[Extracted records]
# # # # #
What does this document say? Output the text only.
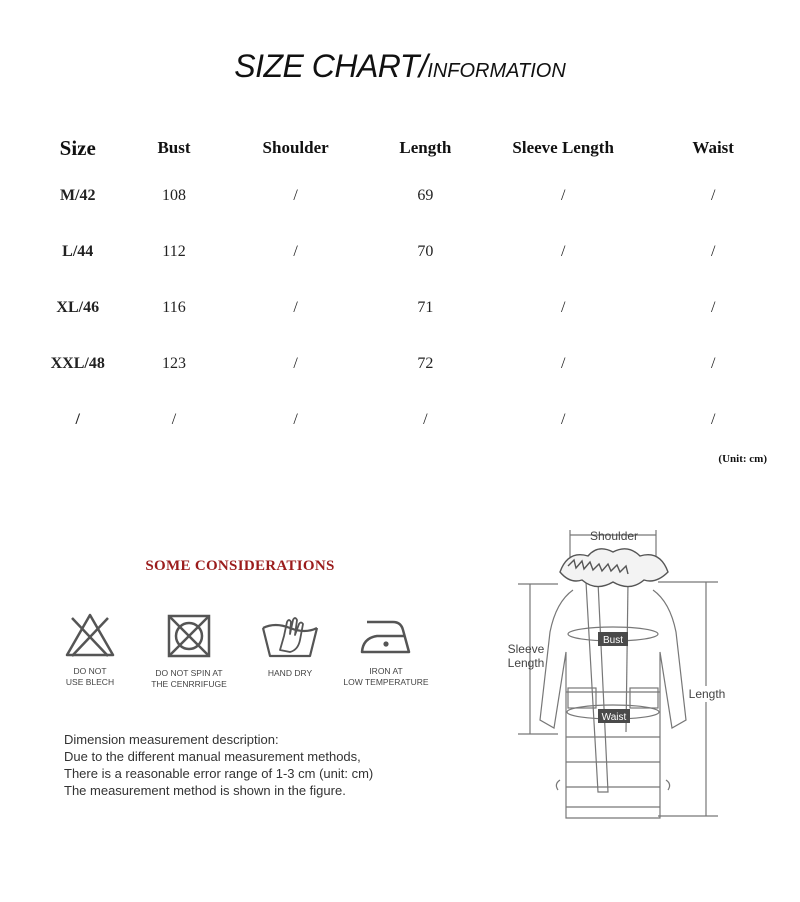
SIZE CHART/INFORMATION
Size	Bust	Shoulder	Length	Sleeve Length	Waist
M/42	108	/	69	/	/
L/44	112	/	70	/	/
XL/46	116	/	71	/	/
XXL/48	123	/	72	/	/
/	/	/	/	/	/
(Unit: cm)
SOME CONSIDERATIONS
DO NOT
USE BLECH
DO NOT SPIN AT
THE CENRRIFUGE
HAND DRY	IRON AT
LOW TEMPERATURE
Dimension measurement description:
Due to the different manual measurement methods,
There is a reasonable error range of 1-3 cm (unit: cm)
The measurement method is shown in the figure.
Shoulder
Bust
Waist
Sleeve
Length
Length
# # # # #
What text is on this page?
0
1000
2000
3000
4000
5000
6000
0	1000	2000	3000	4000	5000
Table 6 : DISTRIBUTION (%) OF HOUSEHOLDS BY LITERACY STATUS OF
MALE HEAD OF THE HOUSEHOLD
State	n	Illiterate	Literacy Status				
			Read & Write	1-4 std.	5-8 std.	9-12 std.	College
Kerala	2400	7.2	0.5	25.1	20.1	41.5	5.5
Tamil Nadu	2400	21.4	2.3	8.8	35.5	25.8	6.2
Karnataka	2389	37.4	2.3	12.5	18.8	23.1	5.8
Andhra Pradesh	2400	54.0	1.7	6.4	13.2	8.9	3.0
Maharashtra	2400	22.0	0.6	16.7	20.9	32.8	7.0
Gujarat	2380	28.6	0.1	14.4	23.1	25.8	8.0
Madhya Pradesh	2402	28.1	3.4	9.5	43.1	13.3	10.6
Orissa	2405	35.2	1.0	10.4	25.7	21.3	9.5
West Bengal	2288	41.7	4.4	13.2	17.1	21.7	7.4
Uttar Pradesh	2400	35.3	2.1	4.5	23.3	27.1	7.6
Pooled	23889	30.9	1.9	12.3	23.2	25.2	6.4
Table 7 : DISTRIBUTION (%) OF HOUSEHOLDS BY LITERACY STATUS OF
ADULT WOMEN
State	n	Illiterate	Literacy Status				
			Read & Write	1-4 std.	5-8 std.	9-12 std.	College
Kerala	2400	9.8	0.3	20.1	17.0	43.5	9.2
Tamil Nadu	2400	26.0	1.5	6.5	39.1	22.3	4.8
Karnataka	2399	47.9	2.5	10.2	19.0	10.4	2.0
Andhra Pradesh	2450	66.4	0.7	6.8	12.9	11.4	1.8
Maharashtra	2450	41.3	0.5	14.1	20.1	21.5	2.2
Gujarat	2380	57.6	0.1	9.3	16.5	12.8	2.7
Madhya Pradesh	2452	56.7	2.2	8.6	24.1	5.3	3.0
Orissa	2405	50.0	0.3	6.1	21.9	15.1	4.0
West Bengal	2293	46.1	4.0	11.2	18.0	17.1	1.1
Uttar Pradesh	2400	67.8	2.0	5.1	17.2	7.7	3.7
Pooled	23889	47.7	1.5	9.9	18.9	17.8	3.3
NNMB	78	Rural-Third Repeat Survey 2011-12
# # # # #
EXERCISE
Gather up every line from the listing above in which the word "Kerala" occurs.

ANSWER FOR THIS EXERCISE
Kerala	2400	7.2	0.5	25.1	20.1	41.5	5.5
Kerala	2400	9.8	0.3	20.1	17.0	43.5	9.2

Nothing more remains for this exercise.